Entries taken from a collection

※ ※ ※

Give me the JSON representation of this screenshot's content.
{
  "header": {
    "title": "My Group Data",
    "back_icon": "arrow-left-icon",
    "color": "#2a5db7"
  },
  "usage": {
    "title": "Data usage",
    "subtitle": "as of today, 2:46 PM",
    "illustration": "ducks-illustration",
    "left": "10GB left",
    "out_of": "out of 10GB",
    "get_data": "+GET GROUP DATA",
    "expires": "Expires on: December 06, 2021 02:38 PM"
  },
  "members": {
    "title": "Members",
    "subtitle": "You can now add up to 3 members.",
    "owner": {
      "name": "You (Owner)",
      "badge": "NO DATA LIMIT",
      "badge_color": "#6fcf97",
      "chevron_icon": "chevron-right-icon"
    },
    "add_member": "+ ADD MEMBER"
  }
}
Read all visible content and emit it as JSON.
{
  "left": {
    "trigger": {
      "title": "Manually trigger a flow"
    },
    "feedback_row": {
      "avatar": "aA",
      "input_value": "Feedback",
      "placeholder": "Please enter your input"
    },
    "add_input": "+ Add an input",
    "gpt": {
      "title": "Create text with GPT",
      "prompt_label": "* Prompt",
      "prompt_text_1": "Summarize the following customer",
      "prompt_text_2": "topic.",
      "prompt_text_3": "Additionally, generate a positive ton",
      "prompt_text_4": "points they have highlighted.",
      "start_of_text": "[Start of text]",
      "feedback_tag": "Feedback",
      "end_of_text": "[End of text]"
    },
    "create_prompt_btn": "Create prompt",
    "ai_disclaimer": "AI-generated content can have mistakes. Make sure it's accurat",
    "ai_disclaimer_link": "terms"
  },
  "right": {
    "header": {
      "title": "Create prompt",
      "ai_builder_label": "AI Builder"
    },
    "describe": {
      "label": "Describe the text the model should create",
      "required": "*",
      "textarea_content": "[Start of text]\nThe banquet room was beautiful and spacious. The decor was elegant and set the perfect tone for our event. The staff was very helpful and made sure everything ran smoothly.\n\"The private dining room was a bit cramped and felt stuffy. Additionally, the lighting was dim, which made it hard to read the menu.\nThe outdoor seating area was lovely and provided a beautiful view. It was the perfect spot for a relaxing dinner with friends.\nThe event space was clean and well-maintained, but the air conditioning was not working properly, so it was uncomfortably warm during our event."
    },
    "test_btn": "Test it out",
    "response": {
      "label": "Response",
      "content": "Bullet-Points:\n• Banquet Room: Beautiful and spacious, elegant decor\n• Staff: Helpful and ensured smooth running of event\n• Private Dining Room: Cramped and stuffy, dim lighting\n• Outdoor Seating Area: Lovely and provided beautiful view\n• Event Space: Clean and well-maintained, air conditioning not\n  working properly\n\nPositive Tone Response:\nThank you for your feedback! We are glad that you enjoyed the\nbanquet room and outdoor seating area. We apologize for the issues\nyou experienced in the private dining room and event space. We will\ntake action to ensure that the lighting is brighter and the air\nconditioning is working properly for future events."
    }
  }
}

※ ※ ※

§ Your goal:
Return each entry from the material above exactly as it appears.

§ Answer to the problem:
Give me the JSON representation of this screenshot's content.
{
  "header": {
    "title": "My Group Data",
    "back_icon": "arrow-left-icon",
    "color": "#2a5db7"
  },
  "usage": {
    "title": "Data usage",
    "subtitle": "as of today, 2:46 PM",
    "illustration": "ducks-illustration",
    "left": "10GB left",
    "out_of": "out of 10GB",
    "get_data": "+GET GROUP DATA",
    "expires": "Expires on: December 06, 2021 02:38 PM"
  },
  "members": {
    "title": "Members",
    "subtitle": "You can now add up to 3 members.",
    "owner": {
      "name": "You (Owner)",
      "badge": "NO DATA LIMIT",
      "badge_color": "#6fcf97",
      "chevron_icon": "chevron-right-icon"
    },
    "add_member": "+ ADD MEMBER"
  }
}
Read all visible content and emit it as JSON.
{
  "left": {
    "trigger": {
      "title": "Manually trigger a flow"
    },
    "feedback_row": {
      "avatar": "aA",
      "input_value": "Feedback",
      "placeholder": "Please enter your input"
    },
    "add_input": "+ Add an input",
    "gpt": {
      "title": "Create text with GPT",
      "prompt_label": "* Prompt",
      "prompt_text_1": "Summarize the following customer",
      "prompt_text_2": "topic.",
      "prompt_text_3": "Additionally, generate a positive ton",
      "prompt_text_4": "points they have highlighted.",
      "start_of_text": "[Start of text]",
      "feedback_tag": "Feedback",
      "end_of_text": "[End of text]"
    },
    "create_prompt_btn": "Create prompt",
    "ai_disclaimer": "AI-generated content can have mistakes. Make sure it's accurat",
    "ai_disclaimer_link": "terms"
  },
  "right": {
    "header": {
      "title": "Create prompt",
      "ai_builder_label": "AI Builder"
    },
    "describe": {
      "label": "Describe the text the model should create",
      "required": "*",
      "textarea_content": "[Start of text]\nThe banquet room was beautiful and spacious. The decor was elegant and set the perfect tone for our event. The staff was very helpful and made sure everything ran smoothly.\n\"The private dining room was a bit cramped and felt stuffy. Additionally, the lighting was dim, which made it hard to read the menu.\nThe outdoor seating area was lovely and provided a beautiful view. It was the perfect spot for a relaxing dinner with friends.\nThe event space was clean and well-maintained, but the air conditioning was not working properly, so it was uncomfortably warm during our event."
    },
    "test_btn": "Test it out",
    "response": {
      "label": "Response",
      "content": "Bullet-Points:\n• Banquet Room: Beautiful and spacious, elegant decor\n• Staff: Helpful and ensured smooth running of event\n• Private Dining Room: Cramped and stuffy, dim lighting\n• Outdoor Seating Area: Lovely and provided beautiful view\n• Event Space: Clean and well-maintained, air conditioning not\n  working properly\n\nPositive Tone Response:\nThank you for your feedback! We are glad that you enjoyed the\nbanquet room and outdoor seating area. We apologize for the issues\nyou experienced in the private dining room and event space. We will\ntake action to ensure that the lighting is brighter and the air\nconditioning is working properly for future events."
    }
  }
}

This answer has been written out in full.